From the entries below, copy every line holding the word "JSON".

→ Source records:

——

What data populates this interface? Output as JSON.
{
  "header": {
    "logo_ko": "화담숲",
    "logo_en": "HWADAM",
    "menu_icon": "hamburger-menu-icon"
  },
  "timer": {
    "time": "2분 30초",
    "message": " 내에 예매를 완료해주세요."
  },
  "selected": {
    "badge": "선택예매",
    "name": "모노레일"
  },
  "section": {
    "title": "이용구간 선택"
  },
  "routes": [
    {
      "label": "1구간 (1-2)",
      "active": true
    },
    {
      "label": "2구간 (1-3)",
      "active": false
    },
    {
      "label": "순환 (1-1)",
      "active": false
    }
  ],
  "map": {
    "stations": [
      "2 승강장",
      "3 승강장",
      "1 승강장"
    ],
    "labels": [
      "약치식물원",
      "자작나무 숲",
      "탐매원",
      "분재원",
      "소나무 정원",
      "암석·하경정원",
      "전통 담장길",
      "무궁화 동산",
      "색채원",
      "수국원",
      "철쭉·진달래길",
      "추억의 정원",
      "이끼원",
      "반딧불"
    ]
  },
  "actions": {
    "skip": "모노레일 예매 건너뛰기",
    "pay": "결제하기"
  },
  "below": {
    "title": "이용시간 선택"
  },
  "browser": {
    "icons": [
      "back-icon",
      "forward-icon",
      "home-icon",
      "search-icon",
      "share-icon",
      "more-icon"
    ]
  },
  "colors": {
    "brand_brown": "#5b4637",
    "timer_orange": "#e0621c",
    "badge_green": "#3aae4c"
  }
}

——

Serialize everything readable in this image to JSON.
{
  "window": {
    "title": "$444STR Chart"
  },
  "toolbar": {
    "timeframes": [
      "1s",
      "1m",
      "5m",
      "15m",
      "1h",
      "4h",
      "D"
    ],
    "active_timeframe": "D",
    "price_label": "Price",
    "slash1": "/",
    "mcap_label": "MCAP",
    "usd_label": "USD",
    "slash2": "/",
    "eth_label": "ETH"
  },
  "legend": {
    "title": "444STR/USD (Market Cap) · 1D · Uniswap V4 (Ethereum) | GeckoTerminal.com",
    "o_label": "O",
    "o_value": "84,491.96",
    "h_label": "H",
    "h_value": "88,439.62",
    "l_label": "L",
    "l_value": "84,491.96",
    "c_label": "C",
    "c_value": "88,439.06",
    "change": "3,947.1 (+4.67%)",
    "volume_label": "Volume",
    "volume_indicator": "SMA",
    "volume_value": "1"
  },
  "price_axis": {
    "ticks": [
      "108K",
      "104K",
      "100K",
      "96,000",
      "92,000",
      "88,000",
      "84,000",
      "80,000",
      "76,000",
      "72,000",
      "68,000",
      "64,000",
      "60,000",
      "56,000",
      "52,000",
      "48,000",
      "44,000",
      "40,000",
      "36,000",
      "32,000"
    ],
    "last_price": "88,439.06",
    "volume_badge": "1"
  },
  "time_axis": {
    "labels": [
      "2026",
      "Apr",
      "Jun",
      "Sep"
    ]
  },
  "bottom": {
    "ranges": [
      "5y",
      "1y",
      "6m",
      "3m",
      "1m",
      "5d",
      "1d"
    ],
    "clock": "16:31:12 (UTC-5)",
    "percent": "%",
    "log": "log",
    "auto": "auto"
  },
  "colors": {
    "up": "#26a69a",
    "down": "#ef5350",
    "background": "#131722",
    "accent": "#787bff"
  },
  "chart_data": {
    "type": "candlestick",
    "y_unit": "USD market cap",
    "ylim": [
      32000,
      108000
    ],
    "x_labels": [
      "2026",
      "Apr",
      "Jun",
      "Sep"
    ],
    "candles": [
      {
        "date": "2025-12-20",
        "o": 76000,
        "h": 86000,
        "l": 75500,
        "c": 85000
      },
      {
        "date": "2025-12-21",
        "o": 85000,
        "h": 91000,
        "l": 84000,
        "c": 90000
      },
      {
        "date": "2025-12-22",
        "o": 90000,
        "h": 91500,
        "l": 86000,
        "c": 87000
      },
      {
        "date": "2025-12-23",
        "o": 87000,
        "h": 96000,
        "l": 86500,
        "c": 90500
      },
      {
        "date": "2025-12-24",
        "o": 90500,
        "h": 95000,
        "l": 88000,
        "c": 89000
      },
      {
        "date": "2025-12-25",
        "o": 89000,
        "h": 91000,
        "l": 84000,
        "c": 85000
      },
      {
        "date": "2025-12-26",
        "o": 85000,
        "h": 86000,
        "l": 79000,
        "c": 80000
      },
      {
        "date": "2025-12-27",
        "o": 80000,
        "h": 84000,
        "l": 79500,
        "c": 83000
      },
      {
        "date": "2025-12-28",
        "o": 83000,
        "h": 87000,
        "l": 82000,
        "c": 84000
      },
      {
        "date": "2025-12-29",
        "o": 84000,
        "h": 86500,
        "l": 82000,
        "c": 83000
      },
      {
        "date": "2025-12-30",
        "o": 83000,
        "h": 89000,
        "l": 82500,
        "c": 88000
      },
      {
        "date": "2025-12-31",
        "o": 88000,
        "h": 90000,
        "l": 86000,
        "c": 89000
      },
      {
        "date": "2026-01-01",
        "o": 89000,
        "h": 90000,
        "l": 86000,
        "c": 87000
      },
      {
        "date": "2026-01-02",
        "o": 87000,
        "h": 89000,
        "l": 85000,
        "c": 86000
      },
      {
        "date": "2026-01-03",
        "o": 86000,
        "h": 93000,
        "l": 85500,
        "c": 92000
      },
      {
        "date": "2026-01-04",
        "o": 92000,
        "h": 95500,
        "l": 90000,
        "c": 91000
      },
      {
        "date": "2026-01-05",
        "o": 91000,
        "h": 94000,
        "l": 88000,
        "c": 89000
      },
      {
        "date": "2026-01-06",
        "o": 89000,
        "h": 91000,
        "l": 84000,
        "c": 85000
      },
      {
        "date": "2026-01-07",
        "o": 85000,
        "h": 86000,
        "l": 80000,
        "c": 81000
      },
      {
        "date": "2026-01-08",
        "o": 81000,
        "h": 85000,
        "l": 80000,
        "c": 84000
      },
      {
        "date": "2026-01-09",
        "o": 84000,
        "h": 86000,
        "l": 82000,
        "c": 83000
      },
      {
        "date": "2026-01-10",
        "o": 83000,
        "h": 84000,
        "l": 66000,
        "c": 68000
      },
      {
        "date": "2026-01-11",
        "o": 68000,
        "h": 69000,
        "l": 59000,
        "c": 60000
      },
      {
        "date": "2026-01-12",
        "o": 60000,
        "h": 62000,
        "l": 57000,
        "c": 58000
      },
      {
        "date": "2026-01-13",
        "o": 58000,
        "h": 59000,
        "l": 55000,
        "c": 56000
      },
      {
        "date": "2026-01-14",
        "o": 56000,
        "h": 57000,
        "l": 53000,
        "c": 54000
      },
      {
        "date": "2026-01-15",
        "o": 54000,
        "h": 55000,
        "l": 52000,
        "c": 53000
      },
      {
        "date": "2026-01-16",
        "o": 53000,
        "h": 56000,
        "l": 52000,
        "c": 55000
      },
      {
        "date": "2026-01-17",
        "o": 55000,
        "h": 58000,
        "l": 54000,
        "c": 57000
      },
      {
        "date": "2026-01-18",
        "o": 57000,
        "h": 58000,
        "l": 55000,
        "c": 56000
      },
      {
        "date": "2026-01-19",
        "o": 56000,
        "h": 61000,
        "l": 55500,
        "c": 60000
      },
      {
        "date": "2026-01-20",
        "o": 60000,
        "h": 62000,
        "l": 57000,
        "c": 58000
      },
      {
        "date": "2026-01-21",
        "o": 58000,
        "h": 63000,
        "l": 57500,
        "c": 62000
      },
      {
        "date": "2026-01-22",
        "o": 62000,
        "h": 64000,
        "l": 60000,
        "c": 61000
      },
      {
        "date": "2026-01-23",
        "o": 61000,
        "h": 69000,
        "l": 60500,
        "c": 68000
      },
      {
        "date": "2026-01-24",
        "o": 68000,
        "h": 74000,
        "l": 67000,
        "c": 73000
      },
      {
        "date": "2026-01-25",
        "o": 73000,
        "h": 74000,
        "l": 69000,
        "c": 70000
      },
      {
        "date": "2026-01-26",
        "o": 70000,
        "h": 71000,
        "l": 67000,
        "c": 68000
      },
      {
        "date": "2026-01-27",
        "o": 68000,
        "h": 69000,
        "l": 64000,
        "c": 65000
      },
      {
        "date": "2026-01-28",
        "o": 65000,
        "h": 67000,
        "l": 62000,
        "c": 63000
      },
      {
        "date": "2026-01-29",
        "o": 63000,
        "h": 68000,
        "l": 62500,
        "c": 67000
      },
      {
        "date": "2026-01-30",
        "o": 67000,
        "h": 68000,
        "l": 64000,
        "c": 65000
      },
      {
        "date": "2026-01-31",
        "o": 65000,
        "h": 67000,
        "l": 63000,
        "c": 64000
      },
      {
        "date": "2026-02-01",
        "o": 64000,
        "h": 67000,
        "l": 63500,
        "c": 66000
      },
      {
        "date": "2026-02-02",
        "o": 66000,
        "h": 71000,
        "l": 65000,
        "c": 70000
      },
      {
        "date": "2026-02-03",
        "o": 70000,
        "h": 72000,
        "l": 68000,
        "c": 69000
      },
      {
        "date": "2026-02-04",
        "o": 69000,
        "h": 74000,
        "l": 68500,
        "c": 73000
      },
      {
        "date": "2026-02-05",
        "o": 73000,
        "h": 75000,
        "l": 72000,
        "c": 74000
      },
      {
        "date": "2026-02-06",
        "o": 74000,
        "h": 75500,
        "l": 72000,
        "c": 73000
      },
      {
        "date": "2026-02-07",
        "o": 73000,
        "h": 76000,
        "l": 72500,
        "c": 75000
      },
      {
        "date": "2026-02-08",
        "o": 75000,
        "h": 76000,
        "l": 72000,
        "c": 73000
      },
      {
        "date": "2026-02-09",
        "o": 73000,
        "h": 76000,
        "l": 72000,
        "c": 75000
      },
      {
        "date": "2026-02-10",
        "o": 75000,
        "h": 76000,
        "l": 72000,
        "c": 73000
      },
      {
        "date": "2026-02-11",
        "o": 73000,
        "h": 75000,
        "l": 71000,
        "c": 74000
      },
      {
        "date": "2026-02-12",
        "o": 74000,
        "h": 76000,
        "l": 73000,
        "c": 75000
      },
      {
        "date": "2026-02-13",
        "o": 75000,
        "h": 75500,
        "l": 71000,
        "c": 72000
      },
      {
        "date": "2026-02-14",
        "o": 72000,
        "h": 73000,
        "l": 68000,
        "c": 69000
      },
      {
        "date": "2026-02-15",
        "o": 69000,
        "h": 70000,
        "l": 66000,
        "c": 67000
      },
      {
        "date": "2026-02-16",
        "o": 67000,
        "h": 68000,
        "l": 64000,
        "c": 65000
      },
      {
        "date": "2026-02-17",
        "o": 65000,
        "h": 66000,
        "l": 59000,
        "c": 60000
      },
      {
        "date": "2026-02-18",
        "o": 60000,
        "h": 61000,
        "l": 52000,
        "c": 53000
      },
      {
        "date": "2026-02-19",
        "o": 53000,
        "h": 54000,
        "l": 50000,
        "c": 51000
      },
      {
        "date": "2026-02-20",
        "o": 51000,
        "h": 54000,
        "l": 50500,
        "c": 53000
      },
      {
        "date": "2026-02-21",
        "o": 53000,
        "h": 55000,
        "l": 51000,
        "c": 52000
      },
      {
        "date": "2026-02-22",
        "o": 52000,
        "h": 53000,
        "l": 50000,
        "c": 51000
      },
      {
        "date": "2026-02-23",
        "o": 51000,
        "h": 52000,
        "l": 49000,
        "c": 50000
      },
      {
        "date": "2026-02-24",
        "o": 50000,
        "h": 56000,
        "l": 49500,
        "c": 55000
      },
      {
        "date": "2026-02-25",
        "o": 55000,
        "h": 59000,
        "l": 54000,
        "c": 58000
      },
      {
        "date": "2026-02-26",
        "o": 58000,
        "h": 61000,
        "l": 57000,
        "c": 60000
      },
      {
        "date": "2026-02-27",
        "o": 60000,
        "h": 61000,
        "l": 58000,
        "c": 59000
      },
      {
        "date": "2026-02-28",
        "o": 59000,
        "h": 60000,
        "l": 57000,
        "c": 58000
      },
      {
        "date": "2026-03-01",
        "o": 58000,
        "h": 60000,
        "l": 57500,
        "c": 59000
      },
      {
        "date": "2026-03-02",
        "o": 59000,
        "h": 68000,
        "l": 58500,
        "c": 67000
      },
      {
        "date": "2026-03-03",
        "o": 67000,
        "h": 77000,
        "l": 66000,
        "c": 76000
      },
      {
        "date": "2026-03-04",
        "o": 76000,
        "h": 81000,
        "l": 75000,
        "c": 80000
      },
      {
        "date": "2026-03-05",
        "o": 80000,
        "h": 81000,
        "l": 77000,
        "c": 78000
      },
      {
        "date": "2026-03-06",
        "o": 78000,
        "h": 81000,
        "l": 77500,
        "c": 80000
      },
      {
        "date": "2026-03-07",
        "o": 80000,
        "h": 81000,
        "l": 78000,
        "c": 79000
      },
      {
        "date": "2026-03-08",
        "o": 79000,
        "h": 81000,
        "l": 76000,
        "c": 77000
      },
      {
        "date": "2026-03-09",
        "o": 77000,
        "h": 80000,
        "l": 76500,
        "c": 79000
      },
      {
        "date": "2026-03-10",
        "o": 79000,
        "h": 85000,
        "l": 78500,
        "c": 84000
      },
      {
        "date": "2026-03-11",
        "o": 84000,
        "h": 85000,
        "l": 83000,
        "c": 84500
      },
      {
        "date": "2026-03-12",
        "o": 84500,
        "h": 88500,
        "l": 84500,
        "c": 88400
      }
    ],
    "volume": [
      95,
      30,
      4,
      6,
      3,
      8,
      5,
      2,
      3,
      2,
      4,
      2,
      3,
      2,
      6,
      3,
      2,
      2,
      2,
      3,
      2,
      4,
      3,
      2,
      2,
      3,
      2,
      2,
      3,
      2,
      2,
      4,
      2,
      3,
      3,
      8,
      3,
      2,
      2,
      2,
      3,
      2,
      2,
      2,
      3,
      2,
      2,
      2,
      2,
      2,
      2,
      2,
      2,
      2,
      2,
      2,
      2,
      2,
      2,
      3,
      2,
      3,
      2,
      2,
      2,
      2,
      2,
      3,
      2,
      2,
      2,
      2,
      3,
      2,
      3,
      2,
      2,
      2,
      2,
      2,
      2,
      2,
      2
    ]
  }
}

——

→ Output of the task:
What data populates this interface? Output as JSON.
Serialize everything readable in this image to JSON.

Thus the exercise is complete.